* [Selected passage]:

Yesterday, Sept 8, I received a call from Shriners stating that after consulting Abby's MRI, Dr.Hennessey is going with a diagnosis of cerebral palsy for Abby rather than an orthopedic diagnosis and wanted to refer her to a neurologist. I was able to assure Shriners that we had already seen a neurologist. Our son James also has very mild CP.
Tonight we ordered a program for Abby called Total Immersion to help her in English acquisition. According to the ads it's just as good as Rosetta Stone but a fraction of the price. Well, I can't vouch for the "just as good" yet--but it only cost $49 for levels 1, 2 and 3 while Rosetta Stone was $179 for Level 1 alone. I have been having Abby work on A,B,C's, writing her name, names of colors, counting, adding and subtraction. Today she sat on my lap while I read 4 stories. I think she got the most enjoyment out of "Green Eggs and Ham" and "Hop On Pop" by Dr. Seuss. I can put a lot of action and fun vocal intonation into those.
For anyone adopting who might be following our timeline: I forgot to mention that we received Abby's Certificate of Citizenship 3 1/2 to 4 weeks after arriving on U.S. soil. We applied for her Social Security number on Aug 17 and received the card just a few days later. (I can't believe I didn't write either the date for the COC or the SS card on my calendar.)
This has been a pretty hectic week. Last Sunday after church we loaded up our motor home and drove up into the South Hills where to my surprise we found a nice, private spot where the kids could wade and play. Abby was all excited when she saw me loading her swimming suit. I tried to explain that we were not going to actually swim but just get our feet wet. Once she stuck her piggies in that COLD shallow creek, however, she quickly figured out what mommy was talking about. I was quite a sight there in my slippery-bottomed sandals with Caleb, Steven and Abby all clinging to ME for balance as we slid and tripped our way along over the slippery-topped rocks. My sweetie served up some yummy hamburgers and hot dogs which we ate by lamplight. Sunday night was actually rather chilly and we all appreciated the campfire over which Knight James so gallantly roasted marshmallows for his lovely mother. Monday morning several of the kids were out playing that Scheri was the Queen and Billy and James were bodyguards. I'm not sure what Caleb and Steven's actual titles were--but they performed their duties quite rambunctiously. Of course, when I got out there with my camera, everyone started fighting. A little later all of us headed up the stream "to the Promised Land." I had Abby's hand; Kevin had Steven; and Teresa/Scheri traded off holding on to Caleb part of the time. I think everyone had a great time. Several were collecting pretty rocks from the bottom of the creek bed; I think all the boys were holding on to sticks. Even I had a stick for awhile but it was too wimpy to be of much help in keeping me upright. Hey, I never did actually fall but came pretty close a couple times. Everyone was being a pretty good sport. And Abby--who can trip walking on flat ground--just trekked right along over all those river-bottom rocks and even some sticks and a tree trunk or two. Back at camp we dried off, had popsicles and before long it was time to make lunch. Scheri and Abby were big helps--Scheri spread mayo; Abby unwrapped sliced cheese; my official task was to place the meat slices on the bread and fairly apportion the mac and cheese.

* [Task objective]: According to the blog entry, what did the Total Immersion program cost? Answer from the blog entry alone.

(Stored data entries)
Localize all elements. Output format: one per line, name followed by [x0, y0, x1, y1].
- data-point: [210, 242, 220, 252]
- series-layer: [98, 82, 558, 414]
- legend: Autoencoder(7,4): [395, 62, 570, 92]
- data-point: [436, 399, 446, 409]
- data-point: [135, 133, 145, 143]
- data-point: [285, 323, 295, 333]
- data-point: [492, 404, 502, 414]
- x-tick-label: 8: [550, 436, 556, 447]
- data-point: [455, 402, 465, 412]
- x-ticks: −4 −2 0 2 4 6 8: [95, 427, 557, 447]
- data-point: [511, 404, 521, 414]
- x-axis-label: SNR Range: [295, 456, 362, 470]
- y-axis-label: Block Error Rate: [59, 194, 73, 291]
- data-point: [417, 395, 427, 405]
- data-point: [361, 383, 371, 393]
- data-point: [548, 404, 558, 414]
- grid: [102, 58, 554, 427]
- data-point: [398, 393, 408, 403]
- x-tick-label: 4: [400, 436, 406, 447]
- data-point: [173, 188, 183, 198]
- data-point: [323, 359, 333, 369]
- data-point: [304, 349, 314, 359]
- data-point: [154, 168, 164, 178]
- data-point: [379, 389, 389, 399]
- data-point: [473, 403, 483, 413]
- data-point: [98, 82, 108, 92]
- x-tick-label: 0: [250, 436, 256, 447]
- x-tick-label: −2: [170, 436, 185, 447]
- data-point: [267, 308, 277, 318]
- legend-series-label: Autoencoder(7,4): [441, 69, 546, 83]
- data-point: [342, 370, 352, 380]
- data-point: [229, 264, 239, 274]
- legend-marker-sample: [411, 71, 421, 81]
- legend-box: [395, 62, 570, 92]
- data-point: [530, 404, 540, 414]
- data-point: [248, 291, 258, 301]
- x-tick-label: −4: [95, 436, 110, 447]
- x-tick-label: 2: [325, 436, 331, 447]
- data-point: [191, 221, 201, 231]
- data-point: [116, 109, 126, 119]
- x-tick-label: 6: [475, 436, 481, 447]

* [Answer section]: $49 for levels 1, 2 and 3.